Given records:
━━━━━━

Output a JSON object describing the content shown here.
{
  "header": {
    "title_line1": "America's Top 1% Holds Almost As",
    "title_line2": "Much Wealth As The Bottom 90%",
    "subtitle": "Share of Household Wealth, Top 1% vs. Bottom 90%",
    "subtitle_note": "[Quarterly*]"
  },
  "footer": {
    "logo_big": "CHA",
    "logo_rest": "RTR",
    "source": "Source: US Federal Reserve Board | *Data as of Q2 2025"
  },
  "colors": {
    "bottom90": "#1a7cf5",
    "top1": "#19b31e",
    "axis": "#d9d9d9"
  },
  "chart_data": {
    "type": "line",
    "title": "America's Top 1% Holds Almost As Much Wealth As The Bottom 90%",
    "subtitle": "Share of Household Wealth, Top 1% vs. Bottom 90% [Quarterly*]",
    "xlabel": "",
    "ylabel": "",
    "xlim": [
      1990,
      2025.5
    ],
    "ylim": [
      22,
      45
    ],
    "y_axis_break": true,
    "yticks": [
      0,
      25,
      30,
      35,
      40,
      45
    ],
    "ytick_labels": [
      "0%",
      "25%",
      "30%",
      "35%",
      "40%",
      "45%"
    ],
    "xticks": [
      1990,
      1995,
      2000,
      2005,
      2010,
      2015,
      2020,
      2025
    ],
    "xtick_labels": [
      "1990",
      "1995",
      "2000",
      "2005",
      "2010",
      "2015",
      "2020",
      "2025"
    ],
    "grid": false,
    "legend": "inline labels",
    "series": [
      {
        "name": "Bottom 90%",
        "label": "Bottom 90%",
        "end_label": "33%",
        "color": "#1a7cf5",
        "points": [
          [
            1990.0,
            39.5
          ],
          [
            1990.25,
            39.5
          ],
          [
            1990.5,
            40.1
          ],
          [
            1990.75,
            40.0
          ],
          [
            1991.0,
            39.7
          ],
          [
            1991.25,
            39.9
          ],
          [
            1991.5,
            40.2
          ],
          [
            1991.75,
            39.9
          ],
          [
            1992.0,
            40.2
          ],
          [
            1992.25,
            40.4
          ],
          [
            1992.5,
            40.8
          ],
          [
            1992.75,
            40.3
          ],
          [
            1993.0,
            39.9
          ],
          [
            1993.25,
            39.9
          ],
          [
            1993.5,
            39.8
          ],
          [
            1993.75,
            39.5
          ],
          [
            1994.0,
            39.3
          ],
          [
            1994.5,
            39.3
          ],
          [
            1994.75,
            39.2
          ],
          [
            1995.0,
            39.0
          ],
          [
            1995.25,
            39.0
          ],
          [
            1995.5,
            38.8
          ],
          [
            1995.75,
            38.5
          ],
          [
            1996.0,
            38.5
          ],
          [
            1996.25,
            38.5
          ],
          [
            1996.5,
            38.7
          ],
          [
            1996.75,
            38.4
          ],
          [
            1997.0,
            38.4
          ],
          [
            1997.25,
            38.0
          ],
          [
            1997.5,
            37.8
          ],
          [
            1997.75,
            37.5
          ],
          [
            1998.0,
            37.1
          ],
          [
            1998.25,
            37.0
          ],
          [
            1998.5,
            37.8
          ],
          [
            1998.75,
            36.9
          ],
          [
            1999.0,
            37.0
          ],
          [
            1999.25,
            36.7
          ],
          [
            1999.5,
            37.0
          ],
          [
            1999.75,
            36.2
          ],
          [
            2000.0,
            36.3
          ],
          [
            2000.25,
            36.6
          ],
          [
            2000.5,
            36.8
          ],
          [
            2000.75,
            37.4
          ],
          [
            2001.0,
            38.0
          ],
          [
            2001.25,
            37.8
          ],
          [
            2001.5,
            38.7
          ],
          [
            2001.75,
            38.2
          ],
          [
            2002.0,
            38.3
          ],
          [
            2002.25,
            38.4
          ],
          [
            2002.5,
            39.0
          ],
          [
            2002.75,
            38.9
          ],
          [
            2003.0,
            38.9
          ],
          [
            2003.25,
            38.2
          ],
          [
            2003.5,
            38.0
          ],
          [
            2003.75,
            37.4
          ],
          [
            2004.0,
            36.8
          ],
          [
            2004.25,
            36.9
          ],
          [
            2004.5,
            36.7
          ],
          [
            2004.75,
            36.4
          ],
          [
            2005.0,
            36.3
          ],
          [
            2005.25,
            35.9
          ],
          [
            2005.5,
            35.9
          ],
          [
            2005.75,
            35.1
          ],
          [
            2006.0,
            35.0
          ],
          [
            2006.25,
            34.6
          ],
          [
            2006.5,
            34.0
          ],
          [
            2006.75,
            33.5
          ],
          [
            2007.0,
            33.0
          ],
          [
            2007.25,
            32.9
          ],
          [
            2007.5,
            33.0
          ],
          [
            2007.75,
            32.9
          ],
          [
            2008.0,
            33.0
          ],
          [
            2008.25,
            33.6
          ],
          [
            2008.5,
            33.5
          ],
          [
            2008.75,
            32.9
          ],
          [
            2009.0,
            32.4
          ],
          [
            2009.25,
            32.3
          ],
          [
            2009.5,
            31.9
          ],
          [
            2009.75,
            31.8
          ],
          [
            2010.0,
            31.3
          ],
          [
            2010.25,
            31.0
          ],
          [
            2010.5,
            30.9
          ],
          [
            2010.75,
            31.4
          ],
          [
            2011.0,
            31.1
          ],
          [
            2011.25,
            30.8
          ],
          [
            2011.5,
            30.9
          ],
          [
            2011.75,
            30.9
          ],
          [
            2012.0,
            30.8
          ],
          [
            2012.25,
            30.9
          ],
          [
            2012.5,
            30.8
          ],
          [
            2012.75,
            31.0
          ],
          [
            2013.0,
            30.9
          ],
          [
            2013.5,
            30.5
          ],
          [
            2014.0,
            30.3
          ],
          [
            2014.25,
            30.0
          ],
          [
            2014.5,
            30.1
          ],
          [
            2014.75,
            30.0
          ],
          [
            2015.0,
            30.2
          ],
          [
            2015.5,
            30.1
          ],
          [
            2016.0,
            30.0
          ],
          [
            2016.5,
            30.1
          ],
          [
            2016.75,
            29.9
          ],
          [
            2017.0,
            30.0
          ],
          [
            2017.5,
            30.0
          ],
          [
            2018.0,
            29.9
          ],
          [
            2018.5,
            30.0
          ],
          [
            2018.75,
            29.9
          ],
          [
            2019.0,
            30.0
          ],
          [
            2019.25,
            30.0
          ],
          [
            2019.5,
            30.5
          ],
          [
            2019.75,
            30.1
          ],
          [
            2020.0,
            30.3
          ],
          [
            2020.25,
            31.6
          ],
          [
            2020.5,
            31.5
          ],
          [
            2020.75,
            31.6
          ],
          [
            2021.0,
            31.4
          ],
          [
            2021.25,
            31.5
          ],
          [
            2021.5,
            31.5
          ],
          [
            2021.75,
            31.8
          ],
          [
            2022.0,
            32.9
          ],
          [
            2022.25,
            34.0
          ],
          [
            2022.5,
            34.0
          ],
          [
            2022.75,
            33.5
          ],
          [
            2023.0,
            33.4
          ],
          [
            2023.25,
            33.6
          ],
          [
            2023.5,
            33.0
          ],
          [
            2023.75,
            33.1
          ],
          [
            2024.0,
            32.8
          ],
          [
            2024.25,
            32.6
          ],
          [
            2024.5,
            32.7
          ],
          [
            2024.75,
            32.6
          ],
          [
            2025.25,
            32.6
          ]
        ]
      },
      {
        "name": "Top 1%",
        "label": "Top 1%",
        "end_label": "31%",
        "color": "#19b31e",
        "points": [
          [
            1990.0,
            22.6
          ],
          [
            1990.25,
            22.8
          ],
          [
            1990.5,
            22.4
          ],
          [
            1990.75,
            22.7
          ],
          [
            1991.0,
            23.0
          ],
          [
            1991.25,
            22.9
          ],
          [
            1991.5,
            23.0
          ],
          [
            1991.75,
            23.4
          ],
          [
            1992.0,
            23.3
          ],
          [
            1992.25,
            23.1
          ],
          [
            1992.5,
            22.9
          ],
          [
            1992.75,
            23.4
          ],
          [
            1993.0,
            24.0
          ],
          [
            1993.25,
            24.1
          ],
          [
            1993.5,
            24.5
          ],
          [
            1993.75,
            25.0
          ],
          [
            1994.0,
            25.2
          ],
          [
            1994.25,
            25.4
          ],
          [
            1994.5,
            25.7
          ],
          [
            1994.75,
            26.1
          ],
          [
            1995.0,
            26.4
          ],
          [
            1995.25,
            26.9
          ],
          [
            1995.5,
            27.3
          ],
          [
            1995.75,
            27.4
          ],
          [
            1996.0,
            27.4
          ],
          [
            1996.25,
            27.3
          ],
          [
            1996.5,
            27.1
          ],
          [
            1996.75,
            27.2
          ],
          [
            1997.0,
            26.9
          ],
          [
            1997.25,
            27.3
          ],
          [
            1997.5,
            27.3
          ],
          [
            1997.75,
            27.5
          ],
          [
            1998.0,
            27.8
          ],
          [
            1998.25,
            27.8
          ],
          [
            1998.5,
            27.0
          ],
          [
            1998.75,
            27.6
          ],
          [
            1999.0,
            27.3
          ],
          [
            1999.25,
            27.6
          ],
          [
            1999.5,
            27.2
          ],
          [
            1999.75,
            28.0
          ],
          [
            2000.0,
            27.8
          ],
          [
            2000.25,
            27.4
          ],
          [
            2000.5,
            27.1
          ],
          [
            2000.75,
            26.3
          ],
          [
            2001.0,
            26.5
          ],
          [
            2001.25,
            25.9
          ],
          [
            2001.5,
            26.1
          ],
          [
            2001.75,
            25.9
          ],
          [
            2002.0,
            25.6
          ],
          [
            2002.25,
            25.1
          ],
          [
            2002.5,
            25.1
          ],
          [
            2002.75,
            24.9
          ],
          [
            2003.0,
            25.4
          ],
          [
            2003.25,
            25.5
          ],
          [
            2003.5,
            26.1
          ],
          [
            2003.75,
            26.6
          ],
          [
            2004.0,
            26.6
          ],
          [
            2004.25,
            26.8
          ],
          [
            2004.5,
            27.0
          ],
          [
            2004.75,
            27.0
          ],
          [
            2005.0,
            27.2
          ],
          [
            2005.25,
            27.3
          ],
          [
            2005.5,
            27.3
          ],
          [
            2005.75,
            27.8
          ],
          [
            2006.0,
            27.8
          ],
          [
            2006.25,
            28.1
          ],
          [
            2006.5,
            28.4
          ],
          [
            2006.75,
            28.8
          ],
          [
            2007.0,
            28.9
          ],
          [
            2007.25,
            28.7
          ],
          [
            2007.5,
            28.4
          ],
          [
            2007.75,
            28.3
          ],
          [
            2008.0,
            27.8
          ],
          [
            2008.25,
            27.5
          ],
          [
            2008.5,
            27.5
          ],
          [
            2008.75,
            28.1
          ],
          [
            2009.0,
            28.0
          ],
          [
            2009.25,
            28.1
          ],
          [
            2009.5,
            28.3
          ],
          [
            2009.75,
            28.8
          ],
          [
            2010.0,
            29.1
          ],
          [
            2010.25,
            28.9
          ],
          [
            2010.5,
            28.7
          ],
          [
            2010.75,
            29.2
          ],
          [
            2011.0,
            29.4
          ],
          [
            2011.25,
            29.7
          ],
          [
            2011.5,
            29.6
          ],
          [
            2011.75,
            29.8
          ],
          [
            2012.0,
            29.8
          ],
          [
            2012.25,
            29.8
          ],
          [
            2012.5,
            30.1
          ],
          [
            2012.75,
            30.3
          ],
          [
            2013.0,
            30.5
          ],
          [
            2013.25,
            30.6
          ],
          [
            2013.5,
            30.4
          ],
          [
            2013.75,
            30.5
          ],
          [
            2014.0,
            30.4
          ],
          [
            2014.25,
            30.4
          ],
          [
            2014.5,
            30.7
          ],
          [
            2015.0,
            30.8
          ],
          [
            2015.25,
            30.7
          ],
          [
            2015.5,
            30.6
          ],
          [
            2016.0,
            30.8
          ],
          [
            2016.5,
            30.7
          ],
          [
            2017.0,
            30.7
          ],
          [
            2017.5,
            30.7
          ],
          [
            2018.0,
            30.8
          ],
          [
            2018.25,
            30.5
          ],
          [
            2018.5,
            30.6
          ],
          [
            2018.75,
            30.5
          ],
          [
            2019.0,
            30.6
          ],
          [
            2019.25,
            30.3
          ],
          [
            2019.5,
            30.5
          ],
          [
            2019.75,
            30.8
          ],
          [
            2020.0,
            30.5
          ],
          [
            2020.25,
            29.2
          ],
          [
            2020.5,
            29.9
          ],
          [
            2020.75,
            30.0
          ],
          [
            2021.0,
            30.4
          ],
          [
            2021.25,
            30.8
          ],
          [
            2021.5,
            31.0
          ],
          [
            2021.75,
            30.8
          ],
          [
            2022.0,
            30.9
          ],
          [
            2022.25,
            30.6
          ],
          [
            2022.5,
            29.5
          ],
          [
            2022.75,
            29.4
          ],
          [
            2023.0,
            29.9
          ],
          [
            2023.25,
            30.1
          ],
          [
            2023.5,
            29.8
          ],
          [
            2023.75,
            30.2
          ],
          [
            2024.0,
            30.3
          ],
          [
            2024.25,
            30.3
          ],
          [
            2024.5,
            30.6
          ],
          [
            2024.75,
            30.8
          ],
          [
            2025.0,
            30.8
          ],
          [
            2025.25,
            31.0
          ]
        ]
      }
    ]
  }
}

━━━━━━

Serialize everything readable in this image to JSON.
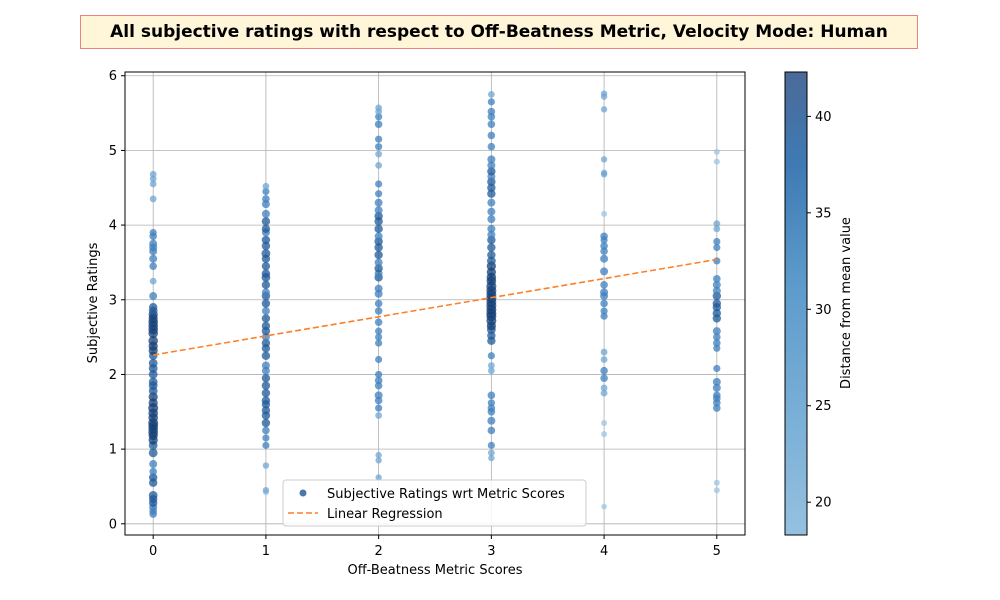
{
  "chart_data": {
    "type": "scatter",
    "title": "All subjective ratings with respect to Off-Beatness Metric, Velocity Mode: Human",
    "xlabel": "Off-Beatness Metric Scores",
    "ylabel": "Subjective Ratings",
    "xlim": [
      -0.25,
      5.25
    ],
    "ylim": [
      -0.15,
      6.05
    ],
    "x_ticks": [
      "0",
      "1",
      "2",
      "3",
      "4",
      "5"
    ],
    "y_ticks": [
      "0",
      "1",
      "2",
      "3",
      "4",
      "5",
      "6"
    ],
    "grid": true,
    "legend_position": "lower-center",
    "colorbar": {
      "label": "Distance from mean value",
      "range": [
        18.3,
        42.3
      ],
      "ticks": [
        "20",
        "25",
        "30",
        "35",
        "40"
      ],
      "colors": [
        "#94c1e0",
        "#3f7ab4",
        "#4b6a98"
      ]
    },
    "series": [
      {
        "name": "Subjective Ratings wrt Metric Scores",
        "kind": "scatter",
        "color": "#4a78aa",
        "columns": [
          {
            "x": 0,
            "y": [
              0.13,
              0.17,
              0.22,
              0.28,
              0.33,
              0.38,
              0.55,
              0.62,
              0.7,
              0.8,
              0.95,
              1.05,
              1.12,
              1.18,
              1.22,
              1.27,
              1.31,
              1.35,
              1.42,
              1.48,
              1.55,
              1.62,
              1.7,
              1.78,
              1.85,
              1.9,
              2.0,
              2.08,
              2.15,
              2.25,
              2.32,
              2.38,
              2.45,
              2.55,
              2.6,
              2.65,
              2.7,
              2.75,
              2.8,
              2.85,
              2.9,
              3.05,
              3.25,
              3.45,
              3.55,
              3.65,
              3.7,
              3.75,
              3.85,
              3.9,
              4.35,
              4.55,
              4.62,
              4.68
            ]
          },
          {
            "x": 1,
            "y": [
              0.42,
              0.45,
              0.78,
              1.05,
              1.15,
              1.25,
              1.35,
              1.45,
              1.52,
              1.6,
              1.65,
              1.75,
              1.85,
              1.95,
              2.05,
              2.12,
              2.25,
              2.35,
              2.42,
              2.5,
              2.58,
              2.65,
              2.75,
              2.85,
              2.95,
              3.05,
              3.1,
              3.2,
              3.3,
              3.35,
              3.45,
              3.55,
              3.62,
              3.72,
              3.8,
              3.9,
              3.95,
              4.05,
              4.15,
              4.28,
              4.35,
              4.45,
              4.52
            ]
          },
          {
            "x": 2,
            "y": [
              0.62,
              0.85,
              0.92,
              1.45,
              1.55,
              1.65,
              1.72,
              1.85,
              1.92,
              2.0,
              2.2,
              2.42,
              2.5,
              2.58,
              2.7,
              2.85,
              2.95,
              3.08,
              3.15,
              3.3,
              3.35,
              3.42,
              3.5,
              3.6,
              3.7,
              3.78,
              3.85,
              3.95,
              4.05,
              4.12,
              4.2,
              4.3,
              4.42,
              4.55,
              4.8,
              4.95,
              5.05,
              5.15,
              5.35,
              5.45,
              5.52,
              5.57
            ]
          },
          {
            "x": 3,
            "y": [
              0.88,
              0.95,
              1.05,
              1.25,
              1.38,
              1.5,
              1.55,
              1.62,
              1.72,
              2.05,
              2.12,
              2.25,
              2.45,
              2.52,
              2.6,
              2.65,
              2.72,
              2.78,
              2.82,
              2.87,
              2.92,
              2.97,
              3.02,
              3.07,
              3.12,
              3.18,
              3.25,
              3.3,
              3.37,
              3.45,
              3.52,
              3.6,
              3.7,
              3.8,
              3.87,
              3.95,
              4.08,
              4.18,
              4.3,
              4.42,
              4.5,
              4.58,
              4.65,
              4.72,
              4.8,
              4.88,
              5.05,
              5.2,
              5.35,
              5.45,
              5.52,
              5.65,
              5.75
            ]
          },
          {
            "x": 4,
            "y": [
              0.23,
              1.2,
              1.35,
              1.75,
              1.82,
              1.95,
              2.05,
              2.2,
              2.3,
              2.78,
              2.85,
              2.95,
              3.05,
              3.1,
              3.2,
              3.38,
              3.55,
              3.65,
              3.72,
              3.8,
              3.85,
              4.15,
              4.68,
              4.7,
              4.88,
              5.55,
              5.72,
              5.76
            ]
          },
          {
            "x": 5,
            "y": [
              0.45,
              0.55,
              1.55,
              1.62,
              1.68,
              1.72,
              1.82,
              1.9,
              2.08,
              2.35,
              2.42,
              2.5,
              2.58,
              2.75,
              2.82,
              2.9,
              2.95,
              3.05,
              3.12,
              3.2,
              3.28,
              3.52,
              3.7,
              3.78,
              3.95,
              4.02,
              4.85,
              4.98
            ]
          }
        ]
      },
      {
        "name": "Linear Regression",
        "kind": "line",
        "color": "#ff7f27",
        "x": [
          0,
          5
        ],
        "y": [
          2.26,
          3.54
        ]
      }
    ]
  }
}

━━━━━━

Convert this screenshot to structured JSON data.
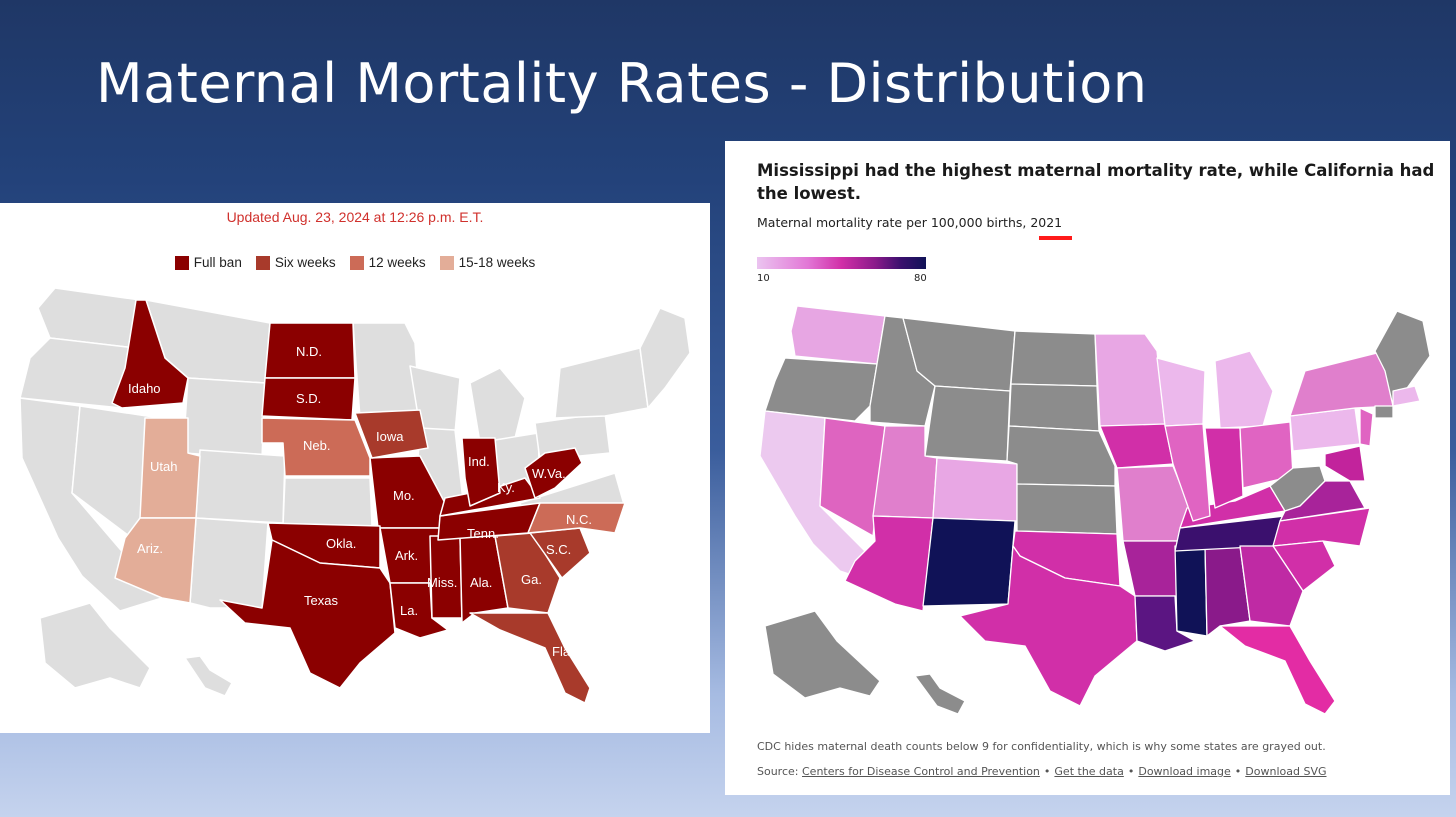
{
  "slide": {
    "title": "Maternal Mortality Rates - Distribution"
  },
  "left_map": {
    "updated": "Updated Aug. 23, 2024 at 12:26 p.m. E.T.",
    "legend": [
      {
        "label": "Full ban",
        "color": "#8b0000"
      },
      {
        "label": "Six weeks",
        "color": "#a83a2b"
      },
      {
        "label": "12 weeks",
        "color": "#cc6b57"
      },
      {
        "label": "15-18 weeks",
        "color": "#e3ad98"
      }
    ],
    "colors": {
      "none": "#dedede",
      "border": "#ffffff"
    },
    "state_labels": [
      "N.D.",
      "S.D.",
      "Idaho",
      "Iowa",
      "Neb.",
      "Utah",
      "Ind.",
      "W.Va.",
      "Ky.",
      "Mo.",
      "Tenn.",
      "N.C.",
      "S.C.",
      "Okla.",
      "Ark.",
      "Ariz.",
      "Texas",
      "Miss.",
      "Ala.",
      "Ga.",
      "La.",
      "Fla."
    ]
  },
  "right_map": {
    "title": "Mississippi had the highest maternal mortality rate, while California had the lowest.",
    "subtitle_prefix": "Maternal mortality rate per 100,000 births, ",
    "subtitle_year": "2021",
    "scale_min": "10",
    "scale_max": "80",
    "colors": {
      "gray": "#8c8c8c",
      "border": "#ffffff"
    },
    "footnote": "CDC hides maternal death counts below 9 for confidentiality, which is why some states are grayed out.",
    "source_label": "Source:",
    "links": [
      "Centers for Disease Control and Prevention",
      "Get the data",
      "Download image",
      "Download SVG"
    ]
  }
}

━━━━━━

Identify each line in the records above that contains the word "Beatness", and copy it out in full.

    "title": "All subjective ratings with respect to Off-Beatness Metric, Velocity Mode: Human",
    "xlabel": "Off-Beatness Metric Scores",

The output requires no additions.